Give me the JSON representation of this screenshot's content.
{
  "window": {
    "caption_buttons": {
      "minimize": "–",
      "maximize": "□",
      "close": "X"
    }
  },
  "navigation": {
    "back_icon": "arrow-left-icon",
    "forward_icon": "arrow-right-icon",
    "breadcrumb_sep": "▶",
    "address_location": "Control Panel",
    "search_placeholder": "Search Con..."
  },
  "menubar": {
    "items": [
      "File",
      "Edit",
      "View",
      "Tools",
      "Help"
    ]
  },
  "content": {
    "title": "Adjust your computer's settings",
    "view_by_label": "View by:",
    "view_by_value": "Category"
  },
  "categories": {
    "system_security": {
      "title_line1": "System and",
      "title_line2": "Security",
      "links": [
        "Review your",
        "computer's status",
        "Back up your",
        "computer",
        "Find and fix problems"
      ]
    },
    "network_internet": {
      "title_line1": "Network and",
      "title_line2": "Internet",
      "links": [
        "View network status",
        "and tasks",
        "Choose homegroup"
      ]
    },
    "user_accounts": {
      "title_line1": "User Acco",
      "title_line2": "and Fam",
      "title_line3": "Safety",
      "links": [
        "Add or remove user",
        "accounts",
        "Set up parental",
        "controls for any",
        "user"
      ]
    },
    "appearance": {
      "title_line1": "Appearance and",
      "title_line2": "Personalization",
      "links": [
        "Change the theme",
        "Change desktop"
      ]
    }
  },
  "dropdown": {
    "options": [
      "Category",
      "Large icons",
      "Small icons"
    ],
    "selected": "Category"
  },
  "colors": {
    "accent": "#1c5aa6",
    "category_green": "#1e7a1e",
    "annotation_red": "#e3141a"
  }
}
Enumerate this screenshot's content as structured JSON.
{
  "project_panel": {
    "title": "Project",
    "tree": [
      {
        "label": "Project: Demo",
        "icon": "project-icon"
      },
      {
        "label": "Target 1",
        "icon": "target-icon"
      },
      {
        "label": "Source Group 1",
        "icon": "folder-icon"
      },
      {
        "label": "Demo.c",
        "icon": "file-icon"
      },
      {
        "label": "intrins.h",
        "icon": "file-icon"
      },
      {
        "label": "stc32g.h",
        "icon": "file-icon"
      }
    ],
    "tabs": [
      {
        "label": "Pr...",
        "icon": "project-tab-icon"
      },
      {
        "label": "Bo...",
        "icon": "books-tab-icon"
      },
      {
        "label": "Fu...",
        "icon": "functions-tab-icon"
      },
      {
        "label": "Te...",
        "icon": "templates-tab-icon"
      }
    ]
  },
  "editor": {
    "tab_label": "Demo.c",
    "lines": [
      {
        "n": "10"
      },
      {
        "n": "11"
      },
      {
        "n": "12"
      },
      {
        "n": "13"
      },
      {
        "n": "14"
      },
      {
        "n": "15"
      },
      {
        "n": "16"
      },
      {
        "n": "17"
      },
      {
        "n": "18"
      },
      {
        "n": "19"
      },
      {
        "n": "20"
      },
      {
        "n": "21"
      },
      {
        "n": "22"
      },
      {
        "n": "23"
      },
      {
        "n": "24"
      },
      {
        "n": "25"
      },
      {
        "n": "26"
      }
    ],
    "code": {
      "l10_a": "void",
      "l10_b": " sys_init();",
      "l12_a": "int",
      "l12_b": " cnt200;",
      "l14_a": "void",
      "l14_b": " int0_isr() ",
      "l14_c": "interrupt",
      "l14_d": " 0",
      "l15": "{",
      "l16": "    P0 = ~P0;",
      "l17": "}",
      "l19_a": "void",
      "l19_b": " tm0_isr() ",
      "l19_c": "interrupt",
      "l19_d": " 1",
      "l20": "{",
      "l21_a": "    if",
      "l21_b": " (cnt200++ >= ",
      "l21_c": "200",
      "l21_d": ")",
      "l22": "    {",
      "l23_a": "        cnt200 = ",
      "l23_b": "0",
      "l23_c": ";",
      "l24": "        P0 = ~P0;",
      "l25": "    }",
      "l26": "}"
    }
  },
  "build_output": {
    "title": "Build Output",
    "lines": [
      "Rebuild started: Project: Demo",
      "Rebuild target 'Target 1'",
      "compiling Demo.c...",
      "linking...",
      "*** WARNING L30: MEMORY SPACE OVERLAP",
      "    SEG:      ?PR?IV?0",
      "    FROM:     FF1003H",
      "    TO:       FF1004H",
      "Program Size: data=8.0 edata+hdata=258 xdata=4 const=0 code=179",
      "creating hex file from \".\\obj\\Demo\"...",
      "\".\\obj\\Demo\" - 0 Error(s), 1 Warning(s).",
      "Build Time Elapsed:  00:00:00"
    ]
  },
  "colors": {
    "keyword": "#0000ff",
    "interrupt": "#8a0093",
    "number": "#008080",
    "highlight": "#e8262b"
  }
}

--*--

## TASK TO COMPLETE
Repeat the material from above exactly, word for word.

## RESPONSE
Give me the JSON representation of this screenshot's content.
{
  "window": {
    "caption_buttons": {
      "minimize": "–",
      "maximize": "□",
      "close": "X"
    }
  },
  "navigation": {
    "back_icon": "arrow-left-icon",
    "forward_icon": "arrow-right-icon",
    "breadcrumb_sep": "▶",
    "address_location": "Control Panel",
    "search_placeholder": "Search Con..."
  },
  "menubar": {
    "items": [
      "File",
      "Edit",
      "View",
      "Tools",
      "Help"
    ]
  },
  "content": {
    "title": "Adjust your computer's settings",
    "view_by_label": "View by:",
    "view_by_value": "Category"
  },
  "categories": {
    "system_security": {
      "title_line1": "System and",
      "title_line2": "Security",
      "links": [
        "Review your",
        "computer's status",
        "Back up your",
        "computer",
        "Find and fix problems"
      ]
    },
    "network_internet": {
      "title_line1": "Network and",
      "title_line2": "Internet",
      "links": [
        "View network status",
        "and tasks",
        "Choose homegroup"
      ]
    },
    "user_accounts": {
      "title_line1": "User Acco",
      "title_line2": "and Fam",
      "title_line3": "Safety",
      "links": [
        "Add or remove user",
        "accounts",
        "Set up parental",
        "controls for any",
        "user"
      ]
    },
    "appearance": {
      "title_line1": "Appearance and",
      "title_line2": "Personalization",
      "links": [
        "Change the theme",
        "Change desktop"
      ]
    }
  },
  "dropdown": {
    "options": [
      "Category",
      "Large icons",
      "Small icons"
    ],
    "selected": "Category"
  },
  "colors": {
    "accent": "#1c5aa6",
    "category_green": "#1e7a1e",
    "annotation_red": "#e3141a"
  }
}
Enumerate this screenshot's content as structured JSON.
{
  "project_panel": {
    "title": "Project",
    "tree": [
      {
        "label": "Project: Demo",
        "icon": "project-icon"
      },
      {
        "label": "Target 1",
        "icon": "target-icon"
      },
      {
        "label": "Source Group 1",
        "icon": "folder-icon"
      },
      {
        "label": "Demo.c",
        "icon": "file-icon"
      },
      {
        "label": "intrins.h",
        "icon": "file-icon"
      },
      {
        "label": "stc32g.h",
        "icon": "file-icon"
      }
    ],
    "tabs": [
      {
        "label": "Pr...",
        "icon": "project-tab-icon"
      },
      {
        "label": "Bo...",
        "icon": "books-tab-icon"
      },
      {
        "label": "Fu...",
        "icon": "functions-tab-icon"
      },
      {
        "label": "Te...",
        "icon": "templates-tab-icon"
      }
    ]
  },
  "editor": {
    "tab_label": "Demo.c",
    "lines": [
      {
        "n": "10"
      },
      {
        "n": "11"
      },
      {
        "n": "12"
      },
      {
        "n": "13"
      },
      {
        "n": "14"
      },
      {
        "n": "15"
      },
      {
        "n": "16"
      },
      {
        "n": "17"
      },
      {
        "n": "18"
      },
      {
        "n": "19"
      },
      {
        "n": "20"
      },
      {
        "n": "21"
      },
      {
        "n": "22"
      },
      {
        "n": "23"
      },
      {
        "n": "24"
      },
      {
        "n": "25"
      },
      {
        "n": "26"
      }
    ],
    "code": {
      "l10_a": "void",
      "l10_b": " sys_init();",
      "l12_a": "int",
      "l12_b": " cnt200;",
      "l14_a": "void",
      "l14_b": " int0_isr() ",
      "l14_c": "interrupt",
      "l14_d": " 0",
      "l15": "{",
      "l16": "    P0 = ~P0;",
      "l17": "}",
      "l19_a": "void",
      "l19_b": " tm0_isr() ",
      "l19_c": "interrupt",
      "l19_d": " 1",
      "l20": "{",
      "l21_a": "    if",
      "l21_b": " (cnt200++ >= ",
      "l21_c": "200",
      "l21_d": ")",
      "l22": "    {",
      "l23_a": "        cnt200 = ",
      "l23_b": "0",
      "l23_c": ";",
      "l24": "        P0 = ~P0;",
      "l25": "    }",
      "l26": "}"
    }
  },
  "build_output": {
    "title": "Build Output",
    "lines": [
      "Rebuild started: Project: Demo",
      "Rebuild target 'Target 1'",
      "compiling Demo.c...",
      "linking...",
      "*** WARNING L30: MEMORY SPACE OVERLAP",
      "    SEG:      ?PR?IV?0",
      "    FROM:     FF1003H",
      "    TO:       FF1004H",
      "Program Size: data=8.0 edata+hdata=258 xdata=4 const=0 code=179",
      "creating hex file from \".\\obj\\Demo\"...",
      "\".\\obj\\Demo\" - 0 Error(s), 1 Warning(s).",
      "Build Time Elapsed:  00:00:00"
    ]
  },
  "colors": {
    "keyword": "#0000ff",
    "interrupt": "#8a0093",
    "number": "#008080",
    "highlight": "#e8262b"
  }
}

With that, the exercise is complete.